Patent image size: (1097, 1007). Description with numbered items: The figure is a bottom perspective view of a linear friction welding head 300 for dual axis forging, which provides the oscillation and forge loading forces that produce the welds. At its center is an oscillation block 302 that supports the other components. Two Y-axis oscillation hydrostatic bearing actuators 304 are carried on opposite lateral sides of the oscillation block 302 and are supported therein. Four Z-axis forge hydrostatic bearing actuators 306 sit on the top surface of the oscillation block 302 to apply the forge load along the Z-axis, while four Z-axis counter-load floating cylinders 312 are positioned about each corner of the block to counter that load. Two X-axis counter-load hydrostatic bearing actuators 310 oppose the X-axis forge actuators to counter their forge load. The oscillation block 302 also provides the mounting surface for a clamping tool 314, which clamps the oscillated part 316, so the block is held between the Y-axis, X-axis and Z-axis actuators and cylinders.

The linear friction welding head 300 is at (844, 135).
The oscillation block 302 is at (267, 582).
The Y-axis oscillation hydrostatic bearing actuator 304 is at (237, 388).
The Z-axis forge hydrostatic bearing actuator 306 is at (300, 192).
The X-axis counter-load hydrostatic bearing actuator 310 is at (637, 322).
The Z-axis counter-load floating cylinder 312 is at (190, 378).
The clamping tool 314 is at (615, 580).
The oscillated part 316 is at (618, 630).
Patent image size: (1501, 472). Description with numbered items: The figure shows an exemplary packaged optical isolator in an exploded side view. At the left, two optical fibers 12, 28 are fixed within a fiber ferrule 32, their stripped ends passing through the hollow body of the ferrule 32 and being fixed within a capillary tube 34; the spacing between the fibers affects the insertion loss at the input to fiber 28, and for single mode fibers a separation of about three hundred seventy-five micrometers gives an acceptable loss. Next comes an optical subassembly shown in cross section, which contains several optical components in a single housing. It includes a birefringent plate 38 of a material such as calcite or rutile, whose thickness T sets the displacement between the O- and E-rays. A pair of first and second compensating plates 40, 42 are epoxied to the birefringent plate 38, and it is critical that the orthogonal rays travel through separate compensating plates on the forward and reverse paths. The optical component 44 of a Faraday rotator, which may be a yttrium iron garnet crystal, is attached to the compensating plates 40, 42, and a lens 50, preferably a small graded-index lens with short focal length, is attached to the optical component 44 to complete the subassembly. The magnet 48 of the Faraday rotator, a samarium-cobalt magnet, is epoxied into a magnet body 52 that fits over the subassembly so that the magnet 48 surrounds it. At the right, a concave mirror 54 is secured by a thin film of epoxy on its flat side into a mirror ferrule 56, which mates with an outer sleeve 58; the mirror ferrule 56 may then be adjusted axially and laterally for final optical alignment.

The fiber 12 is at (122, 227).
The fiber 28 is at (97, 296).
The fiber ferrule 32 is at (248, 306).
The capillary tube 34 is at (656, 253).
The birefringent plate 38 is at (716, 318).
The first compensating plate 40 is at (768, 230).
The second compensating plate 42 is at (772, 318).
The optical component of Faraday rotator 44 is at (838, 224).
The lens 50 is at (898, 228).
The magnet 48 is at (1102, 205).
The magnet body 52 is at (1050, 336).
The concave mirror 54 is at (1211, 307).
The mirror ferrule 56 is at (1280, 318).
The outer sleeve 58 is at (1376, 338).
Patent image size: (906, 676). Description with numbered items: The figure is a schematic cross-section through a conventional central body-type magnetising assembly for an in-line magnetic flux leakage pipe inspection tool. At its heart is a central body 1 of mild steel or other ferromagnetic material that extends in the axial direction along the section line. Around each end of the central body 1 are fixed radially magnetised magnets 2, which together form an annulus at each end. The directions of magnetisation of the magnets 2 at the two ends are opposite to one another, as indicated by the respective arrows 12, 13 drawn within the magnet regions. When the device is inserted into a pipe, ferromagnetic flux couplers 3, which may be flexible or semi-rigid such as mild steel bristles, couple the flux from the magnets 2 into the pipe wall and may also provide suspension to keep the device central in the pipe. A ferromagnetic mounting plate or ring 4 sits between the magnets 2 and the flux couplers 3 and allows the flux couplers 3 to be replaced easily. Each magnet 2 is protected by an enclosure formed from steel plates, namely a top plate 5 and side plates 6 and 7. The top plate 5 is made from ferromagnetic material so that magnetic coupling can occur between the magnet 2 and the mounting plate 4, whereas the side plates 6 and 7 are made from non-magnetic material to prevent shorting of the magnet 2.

-=-=-

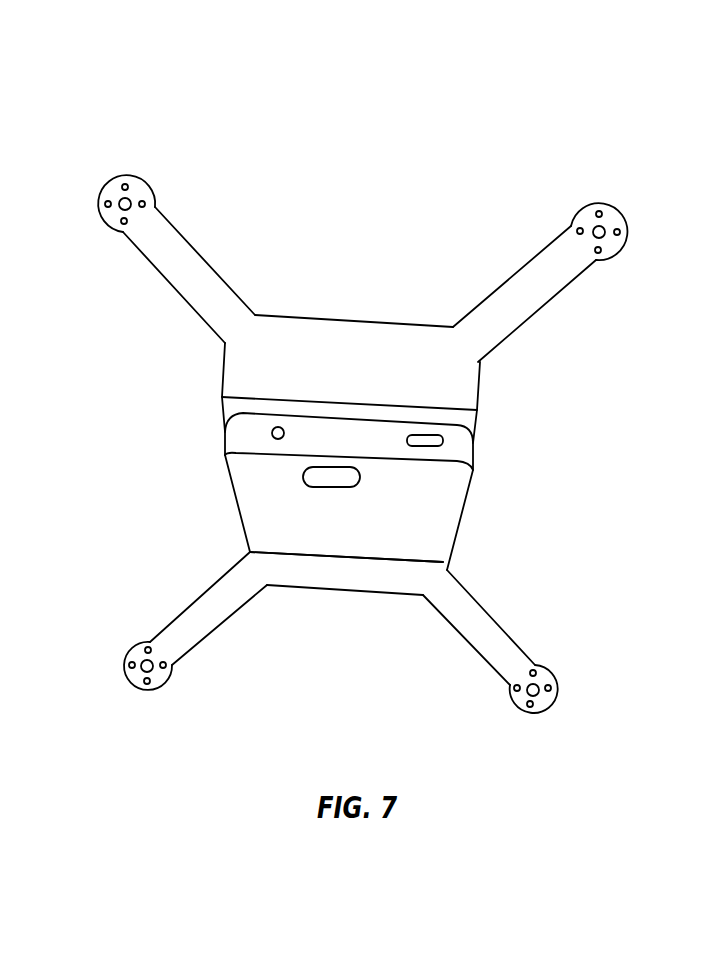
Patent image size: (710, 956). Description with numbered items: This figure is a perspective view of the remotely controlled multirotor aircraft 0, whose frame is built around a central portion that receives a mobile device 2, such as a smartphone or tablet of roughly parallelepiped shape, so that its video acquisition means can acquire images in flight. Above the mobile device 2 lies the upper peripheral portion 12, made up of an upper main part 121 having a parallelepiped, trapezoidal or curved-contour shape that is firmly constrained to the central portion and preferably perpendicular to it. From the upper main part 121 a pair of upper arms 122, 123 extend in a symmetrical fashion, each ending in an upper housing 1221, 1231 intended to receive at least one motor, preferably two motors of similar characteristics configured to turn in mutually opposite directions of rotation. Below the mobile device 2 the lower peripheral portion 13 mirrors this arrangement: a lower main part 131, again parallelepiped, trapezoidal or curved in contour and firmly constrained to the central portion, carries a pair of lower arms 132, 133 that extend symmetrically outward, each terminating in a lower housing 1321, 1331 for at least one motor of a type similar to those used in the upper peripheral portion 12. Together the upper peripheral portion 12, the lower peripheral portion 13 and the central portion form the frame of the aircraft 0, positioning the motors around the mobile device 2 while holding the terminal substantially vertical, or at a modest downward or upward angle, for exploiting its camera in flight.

-=-=-

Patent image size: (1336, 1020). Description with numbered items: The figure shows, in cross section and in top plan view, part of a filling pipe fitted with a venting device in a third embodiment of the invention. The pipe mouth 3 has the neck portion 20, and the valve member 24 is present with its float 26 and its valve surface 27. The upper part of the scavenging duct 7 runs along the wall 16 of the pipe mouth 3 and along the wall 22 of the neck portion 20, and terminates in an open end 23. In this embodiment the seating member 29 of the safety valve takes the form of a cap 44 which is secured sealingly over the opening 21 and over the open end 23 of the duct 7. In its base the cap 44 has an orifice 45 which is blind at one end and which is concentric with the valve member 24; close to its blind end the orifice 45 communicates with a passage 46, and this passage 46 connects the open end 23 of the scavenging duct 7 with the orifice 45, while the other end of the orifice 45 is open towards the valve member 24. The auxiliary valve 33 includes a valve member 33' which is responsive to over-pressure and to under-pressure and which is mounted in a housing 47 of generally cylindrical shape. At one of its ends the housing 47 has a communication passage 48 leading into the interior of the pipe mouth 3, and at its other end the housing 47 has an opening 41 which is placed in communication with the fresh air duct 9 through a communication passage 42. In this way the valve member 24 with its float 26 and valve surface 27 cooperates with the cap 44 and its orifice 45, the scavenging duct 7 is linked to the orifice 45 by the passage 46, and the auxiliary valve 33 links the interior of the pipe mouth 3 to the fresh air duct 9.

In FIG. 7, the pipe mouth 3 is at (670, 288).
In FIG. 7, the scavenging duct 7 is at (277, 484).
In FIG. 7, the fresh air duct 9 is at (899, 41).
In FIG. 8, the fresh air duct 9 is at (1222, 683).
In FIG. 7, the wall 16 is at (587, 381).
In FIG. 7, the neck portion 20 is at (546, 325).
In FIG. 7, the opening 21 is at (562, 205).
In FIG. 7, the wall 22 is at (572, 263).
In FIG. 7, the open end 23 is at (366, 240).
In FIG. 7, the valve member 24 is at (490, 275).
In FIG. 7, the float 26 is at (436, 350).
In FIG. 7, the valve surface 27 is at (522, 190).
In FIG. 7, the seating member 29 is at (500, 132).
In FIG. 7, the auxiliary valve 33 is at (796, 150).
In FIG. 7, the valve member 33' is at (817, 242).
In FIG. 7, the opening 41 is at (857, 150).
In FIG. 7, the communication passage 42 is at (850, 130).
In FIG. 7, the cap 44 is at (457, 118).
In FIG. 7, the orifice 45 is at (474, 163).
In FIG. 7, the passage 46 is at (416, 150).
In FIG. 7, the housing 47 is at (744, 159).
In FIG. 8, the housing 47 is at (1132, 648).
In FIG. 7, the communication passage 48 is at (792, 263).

-=-=-

Exercise task: Reproduce verbatim the lines above, starting at the line containing "Patent image size: (1097, 1007)." and ending with the line containing "The oscillation block 302 is at (267, 582).", including both of those lines.

Solution for this exercise:
Patent image size: (1097, 1007). Description with numbered items: The figure is a bottom perspective view of a linear friction welding head 300 for dual axis forging, which provides the oscillation and forge loading forces that produce the welds. At its center is an oscillation block 302 that supports the other components. Two Y-axis oscillation hydrostatic bearing actuators 304 are carried on opposite lateral sides of the oscillation block 302 and are supported therein. Four Z-axis forge hydrostatic bearing actuators 306 sit on the top surface of the oscillation block 302 to apply the forge load along the Z-axis, while four Z-axis counter-load floating cylinders 312 are positioned about each corner of the block to counter that load. Two X-axis counter-load hydrostatic bearing actuators 310 oppose the X-axis forge actuators to counter their forge load. The oscillation block 302 also provides the mounting surface for a clamping tool 314, which clamps the oscillated part 316, so the block is held between the Y-axis, X-axis and Z-axis actuators and cylinders.

The linear friction welding head 300 is at (844, 135).
The oscillation block 302 is at (267, 582).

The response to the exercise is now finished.